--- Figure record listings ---
────────────────────────────────────────

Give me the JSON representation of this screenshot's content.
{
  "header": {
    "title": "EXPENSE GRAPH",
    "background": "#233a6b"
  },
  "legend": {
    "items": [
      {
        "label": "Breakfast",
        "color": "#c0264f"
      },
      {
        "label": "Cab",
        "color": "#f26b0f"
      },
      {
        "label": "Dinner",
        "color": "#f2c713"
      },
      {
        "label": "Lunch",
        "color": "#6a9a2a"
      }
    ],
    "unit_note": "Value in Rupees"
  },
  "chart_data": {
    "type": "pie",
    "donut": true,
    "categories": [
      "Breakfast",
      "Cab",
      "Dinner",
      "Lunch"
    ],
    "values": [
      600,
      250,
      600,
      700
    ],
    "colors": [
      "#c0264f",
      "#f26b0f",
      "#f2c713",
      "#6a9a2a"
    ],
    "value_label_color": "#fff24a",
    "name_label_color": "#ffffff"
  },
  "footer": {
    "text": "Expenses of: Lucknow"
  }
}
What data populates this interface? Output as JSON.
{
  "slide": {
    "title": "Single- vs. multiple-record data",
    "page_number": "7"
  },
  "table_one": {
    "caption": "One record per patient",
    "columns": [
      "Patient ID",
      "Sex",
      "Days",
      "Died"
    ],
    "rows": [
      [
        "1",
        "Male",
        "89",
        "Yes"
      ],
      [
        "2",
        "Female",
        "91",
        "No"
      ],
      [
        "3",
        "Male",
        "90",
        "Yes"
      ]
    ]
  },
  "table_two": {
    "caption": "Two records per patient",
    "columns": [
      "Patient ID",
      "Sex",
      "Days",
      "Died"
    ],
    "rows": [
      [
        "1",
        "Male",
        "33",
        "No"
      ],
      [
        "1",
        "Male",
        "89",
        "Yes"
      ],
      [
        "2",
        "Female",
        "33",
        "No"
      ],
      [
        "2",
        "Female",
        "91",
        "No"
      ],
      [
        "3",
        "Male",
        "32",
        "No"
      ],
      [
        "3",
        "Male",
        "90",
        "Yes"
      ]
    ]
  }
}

────────────────────────────────────────

--- STATED GOAL ---
Extract all of the data above without altering anything.

--- CORRECT RESULT ---
Give me the JSON representation of this screenshot's content.
{
  "header": {
    "title": "EXPENSE GRAPH",
    "background": "#233a6b"
  },
  "legend": {
    "items": [
      {
        "label": "Breakfast",
        "color": "#c0264f"
      },
      {
        "label": "Cab",
        "color": "#f26b0f"
      },
      {
        "label": "Dinner",
        "color": "#f2c713"
      },
      {
        "label": "Lunch",
        "color": "#6a9a2a"
      }
    ],
    "unit_note": "Value in Rupees"
  },
  "chart_data": {
    "type": "pie",
    "donut": true,
    "categories": [
      "Breakfast",
      "Cab",
      "Dinner",
      "Lunch"
    ],
    "values": [
      600,
      250,
      600,
      700
    ],
    "colors": [
      "#c0264f",
      "#f26b0f",
      "#f2c713",
      "#6a9a2a"
    ],
    "value_label_color": "#fff24a",
    "name_label_color": "#ffffff"
  },
  "footer": {
    "text": "Expenses of: Lucknow"
  }
}
What data populates this interface? Output as JSON.
{
  "slide": {
    "title": "Single- vs. multiple-record data",
    "page_number": "7"
  },
  "table_one": {
    "caption": "One record per patient",
    "columns": [
      "Patient ID",
      "Sex",
      "Days",
      "Died"
    ],
    "rows": [
      [
        "1",
        "Male",
        "89",
        "Yes"
      ],
      [
        "2",
        "Female",
        "91",
        "No"
      ],
      [
        "3",
        "Male",
        "90",
        "Yes"
      ]
    ]
  },
  "table_two": {
    "caption": "Two records per patient",
    "columns": [
      "Patient ID",
      "Sex",
      "Days",
      "Died"
    ],
    "rows": [
      [
        "1",
        "Male",
        "33",
        "No"
      ],
      [
        "1",
        "Male",
        "89",
        "Yes"
      ],
      [
        "2",
        "Female",
        "33",
        "No"
      ],
      [
        "2",
        "Female",
        "91",
        "No"
      ],
      [
        "3",
        "Male",
        "32",
        "No"
      ],
      [
        "3",
        "Male",
        "90",
        "Yes"
      ]
    ]
  }
}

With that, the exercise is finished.